Exercise requirements: Give a verbatim quotation of every record.

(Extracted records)
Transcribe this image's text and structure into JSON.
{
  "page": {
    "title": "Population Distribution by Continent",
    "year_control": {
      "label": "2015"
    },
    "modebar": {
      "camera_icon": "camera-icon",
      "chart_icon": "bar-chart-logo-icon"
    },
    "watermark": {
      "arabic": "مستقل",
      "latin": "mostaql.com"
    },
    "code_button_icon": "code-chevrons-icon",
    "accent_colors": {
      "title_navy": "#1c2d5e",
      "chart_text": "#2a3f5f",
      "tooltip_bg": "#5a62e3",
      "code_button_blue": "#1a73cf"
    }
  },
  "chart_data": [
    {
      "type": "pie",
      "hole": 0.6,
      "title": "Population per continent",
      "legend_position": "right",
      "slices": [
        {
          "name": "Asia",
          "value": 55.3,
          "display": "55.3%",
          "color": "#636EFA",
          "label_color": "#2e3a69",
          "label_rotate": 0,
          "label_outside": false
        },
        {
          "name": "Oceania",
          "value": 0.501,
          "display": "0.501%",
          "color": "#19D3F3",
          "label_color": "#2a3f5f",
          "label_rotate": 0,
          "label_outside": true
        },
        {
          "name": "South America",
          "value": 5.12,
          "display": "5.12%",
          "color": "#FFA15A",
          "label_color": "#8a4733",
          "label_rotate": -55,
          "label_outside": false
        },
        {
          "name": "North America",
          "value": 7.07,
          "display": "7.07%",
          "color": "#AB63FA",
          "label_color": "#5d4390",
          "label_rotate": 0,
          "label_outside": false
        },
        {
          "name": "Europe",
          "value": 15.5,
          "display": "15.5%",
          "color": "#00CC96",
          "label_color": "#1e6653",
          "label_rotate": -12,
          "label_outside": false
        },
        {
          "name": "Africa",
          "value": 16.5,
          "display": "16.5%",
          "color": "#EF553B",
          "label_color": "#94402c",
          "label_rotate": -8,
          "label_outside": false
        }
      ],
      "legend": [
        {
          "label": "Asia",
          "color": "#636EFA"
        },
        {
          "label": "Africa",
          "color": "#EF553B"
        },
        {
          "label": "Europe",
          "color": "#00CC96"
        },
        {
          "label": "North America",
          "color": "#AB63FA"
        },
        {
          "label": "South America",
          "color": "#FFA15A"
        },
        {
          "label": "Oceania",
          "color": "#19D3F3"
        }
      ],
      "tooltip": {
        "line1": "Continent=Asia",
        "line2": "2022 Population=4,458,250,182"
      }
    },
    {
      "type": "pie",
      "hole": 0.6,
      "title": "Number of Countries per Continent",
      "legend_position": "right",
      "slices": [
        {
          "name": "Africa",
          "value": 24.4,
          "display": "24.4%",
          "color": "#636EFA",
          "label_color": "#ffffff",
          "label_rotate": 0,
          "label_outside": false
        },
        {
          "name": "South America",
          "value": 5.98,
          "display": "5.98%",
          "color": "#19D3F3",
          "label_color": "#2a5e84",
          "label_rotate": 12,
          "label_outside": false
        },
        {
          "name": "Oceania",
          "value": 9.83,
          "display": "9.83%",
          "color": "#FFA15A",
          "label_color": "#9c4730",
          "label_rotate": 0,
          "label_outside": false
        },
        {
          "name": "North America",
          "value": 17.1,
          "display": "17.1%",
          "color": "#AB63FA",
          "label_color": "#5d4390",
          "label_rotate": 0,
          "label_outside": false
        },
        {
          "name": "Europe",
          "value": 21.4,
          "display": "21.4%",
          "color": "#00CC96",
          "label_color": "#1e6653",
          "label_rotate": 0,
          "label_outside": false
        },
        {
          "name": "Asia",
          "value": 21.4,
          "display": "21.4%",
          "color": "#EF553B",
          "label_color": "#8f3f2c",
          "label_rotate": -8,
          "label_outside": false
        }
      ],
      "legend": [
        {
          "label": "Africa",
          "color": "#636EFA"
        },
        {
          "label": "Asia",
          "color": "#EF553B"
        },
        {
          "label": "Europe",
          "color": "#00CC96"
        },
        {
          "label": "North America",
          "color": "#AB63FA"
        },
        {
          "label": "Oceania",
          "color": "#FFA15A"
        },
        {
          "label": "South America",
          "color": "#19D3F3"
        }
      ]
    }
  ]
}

Expected answer:
Transcribe this image's text and structure into JSON.
{
  "page": {
    "title": "Population Distribution by Continent",
    "year_control": {
      "label": "2015"
    },
    "modebar": {
      "camera_icon": "camera-icon",
      "chart_icon": "bar-chart-logo-icon"
    },
    "watermark": {
      "arabic": "مستقل",
      "latin": "mostaql.com"
    },
    "code_button_icon": "code-chevrons-icon",
    "accent_colors": {
      "title_navy": "#1c2d5e",
      "chart_text": "#2a3f5f",
      "tooltip_bg": "#5a62e3",
      "code_button_blue": "#1a73cf"
    }
  },
  "chart_data": [
    {
      "type": "pie",
      "hole": 0.6,
      "title": "Population per continent",
      "legend_position": "right",
      "slices": [
        {
          "name": "Asia",
          "value": 55.3,
          "display": "55.3%",
          "color": "#636EFA",
          "label_color": "#2e3a69",
          "label_rotate": 0,
          "label_outside": false
        },
        {
          "name": "Oceania",
          "value": 0.501,
          "display": "0.501%",
          "color": "#19D3F3",
          "label_color": "#2a3f5f",
          "label_rotate": 0,
          "label_outside": true
        },
        {
          "name": "South America",
          "value": 5.12,
          "display": "5.12%",
          "color": "#FFA15A",
          "label_color": "#8a4733",
          "label_rotate": -55,
          "label_outside": false
        },
        {
          "name": "North America",
          "value": 7.07,
          "display": "7.07%",
          "color": "#AB63FA",
          "label_color": "#5d4390",
          "label_rotate": 0,
          "label_outside": false
        },
        {
          "name": "Europe",
          "value": 15.5,
          "display": "15.5%",
          "color": "#00CC96",
          "label_color": "#1e6653",
          "label_rotate": -12,
          "label_outside": false
        },
        {
          "name": "Africa",
          "value": 16.5,
          "display": "16.5%",
          "color": "#EF553B",
          "label_color": "#94402c",
          "label_rotate": -8,
          "label_outside": false
        }
      ],
      "legend": [
        {
          "label": "Asia",
          "color": "#636EFA"
        },
        {
          "label": "Africa",
          "color": "#EF553B"
        },
        {
          "label": "Europe",
          "color": "#00CC96"
        },
        {
          "label": "North America",
          "color": "#AB63FA"
        },
        {
          "label": "South America",
          "color": "#FFA15A"
        },
        {
          "label": "Oceania",
          "color": "#19D3F3"
        }
      ],
      "tooltip": {
        "line1": "Continent=Asia",
        "line2": "2022 Population=4,458,250,182"
      }
    },
    {
      "type": "pie",
      "hole": 0.6,
      "title": "Number of Countries per Continent",
      "legend_position": "right",
      "slices": [
        {
          "name": "Africa",
          "value": 24.4,
          "display": "24.4%",
          "color": "#636EFA",
          "label_color": "#ffffff",
          "label_rotate": 0,
          "label_outside": false
        },
        {
          "name": "South America",
          "value": 5.98,
          "display": "5.98%",
          "color": "#19D3F3",
          "label_color": "#2a5e84",
          "label_rotate": 12,
          "label_outside": false
        },
        {
          "name": "Oceania",
          "value": 9.83,
          "display": "9.83%",
          "color": "#FFA15A",
          "label_color": "#9c4730",
          "label_rotate": 0,
          "label_outside": false
        },
        {
          "name": "North America",
          "value": 17.1,
          "display": "17.1%",
          "color": "#AB63FA",
          "label_color": "#5d4390",
          "label_rotate": 0,
          "label_outside": false
        },
        {
          "name": "Europe",
          "value": 21.4,
          "display": "21.4%",
          "color": "#00CC96",
          "label_color": "#1e6653",
          "label_rotate": 0,
          "label_outside": false
        },
        {
          "name": "Asia",
          "value": 21.4,
          "display": "21.4%",
          "color": "#EF553B",
          "label_color": "#8f3f2c",
          "label_rotate": -8,
          "label_outside": false
        }
      ],
      "legend": [
        {
          "label": "Africa",
          "color": "#636EFA"
        },
        {
          "label": "Asia",
          "color": "#EF553B"
        },
        {
          "label": "Europe",
          "color": "#00CC96"
        },
        {
          "label": "North America",
          "color": "#AB63FA"
        },
        {
          "label": "Oceania",
          "color": "#FFA15A"
        },
        {
          "label": "South America",
          "color": "#19D3F3"
        }
      ]
    }
  ]
}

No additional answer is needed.